■ Problem to solve: Using the material below, copy every line where "structured" appears.

Data records
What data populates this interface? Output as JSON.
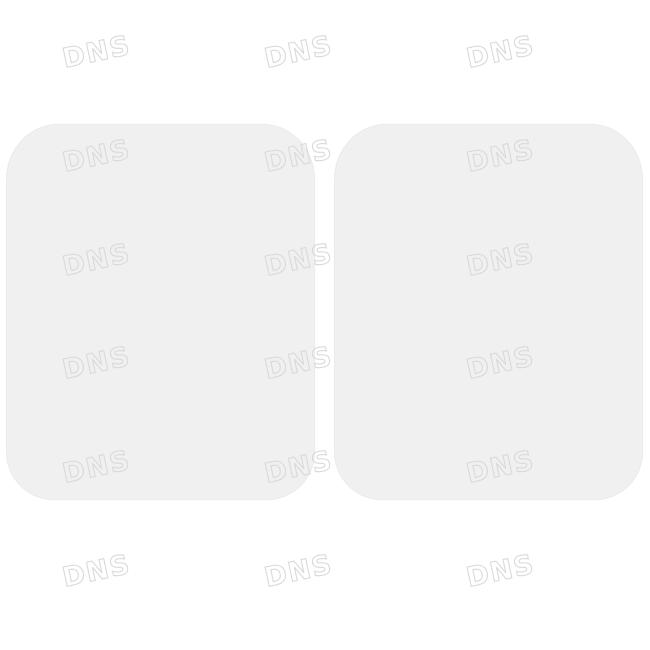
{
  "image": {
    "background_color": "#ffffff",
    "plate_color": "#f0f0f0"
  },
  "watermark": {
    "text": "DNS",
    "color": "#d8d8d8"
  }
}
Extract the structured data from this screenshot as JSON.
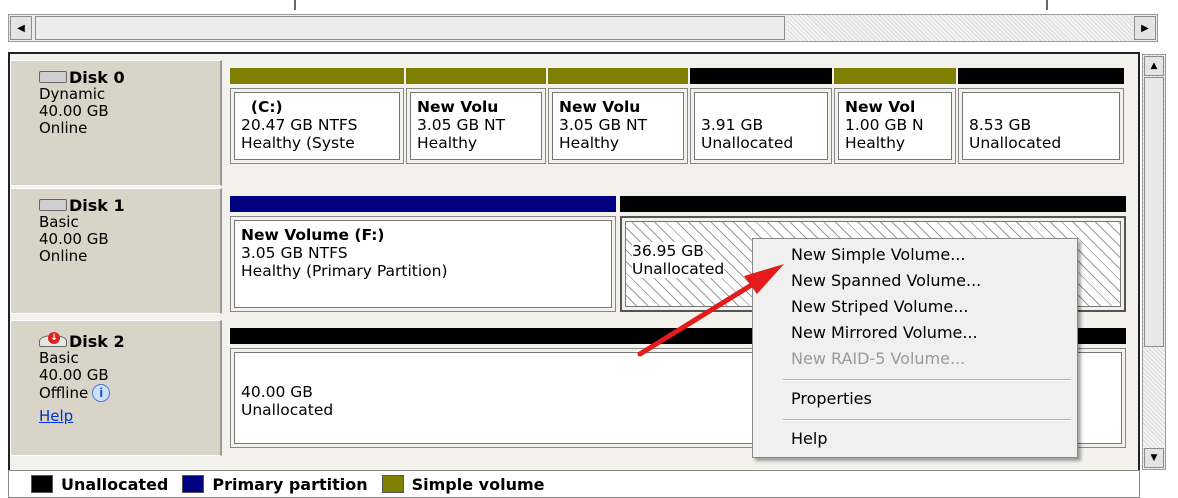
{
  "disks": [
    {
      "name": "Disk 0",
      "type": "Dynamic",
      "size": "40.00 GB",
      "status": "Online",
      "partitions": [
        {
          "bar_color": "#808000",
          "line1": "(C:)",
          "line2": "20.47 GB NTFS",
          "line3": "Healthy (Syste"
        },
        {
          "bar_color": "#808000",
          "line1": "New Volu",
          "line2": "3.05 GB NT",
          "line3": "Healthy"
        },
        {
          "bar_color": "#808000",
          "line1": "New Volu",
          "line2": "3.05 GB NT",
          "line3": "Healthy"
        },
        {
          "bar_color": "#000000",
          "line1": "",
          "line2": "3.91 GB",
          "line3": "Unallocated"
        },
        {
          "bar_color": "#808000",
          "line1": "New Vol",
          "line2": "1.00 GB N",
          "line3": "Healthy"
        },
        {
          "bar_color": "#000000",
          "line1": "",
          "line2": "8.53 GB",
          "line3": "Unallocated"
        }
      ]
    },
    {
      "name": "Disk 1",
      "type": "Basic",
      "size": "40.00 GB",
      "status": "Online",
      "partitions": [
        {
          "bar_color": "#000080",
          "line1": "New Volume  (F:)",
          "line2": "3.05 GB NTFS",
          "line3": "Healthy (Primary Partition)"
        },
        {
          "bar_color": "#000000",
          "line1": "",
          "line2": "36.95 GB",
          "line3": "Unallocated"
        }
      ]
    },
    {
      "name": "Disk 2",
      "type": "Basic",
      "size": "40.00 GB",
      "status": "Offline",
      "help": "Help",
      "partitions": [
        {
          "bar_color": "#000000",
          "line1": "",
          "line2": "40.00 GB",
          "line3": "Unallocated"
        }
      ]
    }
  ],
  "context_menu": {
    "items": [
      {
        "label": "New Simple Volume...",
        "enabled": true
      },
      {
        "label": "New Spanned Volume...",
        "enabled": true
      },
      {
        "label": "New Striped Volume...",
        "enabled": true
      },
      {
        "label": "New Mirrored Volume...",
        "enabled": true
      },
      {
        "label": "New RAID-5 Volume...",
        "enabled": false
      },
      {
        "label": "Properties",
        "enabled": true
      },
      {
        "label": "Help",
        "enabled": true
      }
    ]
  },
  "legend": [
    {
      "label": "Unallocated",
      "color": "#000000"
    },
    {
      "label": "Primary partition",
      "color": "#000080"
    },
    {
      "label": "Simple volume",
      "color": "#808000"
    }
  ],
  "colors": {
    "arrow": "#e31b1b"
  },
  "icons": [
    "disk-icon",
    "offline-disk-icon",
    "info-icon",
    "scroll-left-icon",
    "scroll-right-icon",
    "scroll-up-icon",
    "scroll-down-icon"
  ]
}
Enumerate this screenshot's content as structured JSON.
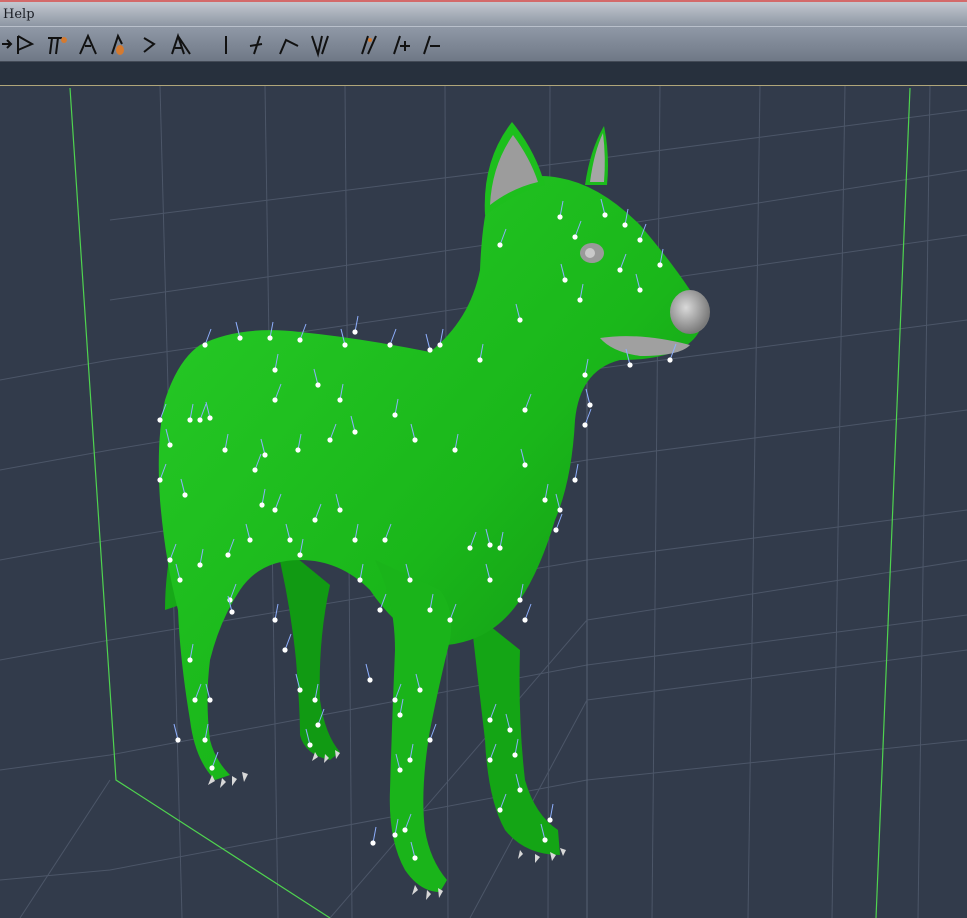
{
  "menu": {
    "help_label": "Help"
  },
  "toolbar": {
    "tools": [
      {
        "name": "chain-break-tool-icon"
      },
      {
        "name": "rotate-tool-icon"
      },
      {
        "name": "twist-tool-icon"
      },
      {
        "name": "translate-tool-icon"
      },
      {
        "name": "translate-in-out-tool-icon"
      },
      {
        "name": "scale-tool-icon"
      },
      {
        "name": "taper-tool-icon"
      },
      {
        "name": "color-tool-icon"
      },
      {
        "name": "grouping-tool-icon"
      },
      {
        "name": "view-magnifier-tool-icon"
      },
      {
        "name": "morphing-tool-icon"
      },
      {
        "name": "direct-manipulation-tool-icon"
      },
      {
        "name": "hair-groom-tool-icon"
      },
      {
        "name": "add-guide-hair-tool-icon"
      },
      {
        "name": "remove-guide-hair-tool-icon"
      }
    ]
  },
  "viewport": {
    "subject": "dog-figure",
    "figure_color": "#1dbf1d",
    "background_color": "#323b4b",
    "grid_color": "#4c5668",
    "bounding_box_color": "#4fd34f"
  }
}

---

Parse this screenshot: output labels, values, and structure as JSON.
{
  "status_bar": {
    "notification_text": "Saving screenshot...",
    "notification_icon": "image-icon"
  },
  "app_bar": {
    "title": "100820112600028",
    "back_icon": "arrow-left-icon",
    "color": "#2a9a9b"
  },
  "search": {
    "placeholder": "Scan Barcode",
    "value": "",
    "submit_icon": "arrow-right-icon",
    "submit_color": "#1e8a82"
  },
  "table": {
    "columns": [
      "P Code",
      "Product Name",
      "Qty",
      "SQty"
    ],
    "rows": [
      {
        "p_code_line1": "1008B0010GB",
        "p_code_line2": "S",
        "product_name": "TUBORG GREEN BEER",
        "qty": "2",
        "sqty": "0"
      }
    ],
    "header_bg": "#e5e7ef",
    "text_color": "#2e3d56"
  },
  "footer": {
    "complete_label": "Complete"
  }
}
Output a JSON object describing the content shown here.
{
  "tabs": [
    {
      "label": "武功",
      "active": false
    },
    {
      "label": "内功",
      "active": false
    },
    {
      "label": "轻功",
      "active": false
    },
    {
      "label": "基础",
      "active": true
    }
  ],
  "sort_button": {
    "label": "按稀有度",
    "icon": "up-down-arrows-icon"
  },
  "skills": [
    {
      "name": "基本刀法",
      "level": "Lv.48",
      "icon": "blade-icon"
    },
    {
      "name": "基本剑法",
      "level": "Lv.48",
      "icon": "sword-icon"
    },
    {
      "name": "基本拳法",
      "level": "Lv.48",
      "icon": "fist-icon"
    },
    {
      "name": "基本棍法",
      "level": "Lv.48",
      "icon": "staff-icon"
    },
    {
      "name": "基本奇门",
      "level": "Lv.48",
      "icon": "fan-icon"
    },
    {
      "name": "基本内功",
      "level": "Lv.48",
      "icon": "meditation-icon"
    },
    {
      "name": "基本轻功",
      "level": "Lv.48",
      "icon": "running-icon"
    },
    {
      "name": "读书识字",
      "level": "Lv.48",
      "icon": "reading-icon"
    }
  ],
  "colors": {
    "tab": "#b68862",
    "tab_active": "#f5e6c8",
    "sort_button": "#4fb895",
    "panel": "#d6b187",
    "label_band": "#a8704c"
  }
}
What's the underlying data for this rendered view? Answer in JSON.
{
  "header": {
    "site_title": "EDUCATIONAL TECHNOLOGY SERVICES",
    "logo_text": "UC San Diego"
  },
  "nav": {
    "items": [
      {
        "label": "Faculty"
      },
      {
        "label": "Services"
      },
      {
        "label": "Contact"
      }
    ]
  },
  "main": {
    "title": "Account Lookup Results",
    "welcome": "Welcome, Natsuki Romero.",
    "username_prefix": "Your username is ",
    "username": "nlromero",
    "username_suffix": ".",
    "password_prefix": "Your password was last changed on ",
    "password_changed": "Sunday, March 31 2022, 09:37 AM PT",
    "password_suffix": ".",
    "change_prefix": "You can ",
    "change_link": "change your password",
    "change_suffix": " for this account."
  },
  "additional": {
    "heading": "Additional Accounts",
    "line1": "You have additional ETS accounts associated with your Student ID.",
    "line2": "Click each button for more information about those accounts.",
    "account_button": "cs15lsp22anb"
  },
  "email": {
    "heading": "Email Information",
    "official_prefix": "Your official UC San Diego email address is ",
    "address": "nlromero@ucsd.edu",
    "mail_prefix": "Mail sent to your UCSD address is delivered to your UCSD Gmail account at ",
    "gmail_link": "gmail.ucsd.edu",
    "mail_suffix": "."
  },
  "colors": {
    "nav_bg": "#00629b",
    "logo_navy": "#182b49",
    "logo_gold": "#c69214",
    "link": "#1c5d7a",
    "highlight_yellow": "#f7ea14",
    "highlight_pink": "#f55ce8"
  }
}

■ Written answer:
Extract the structured data from this screenshot as JSON.
Enumerate this screenshot's content as structured JSON.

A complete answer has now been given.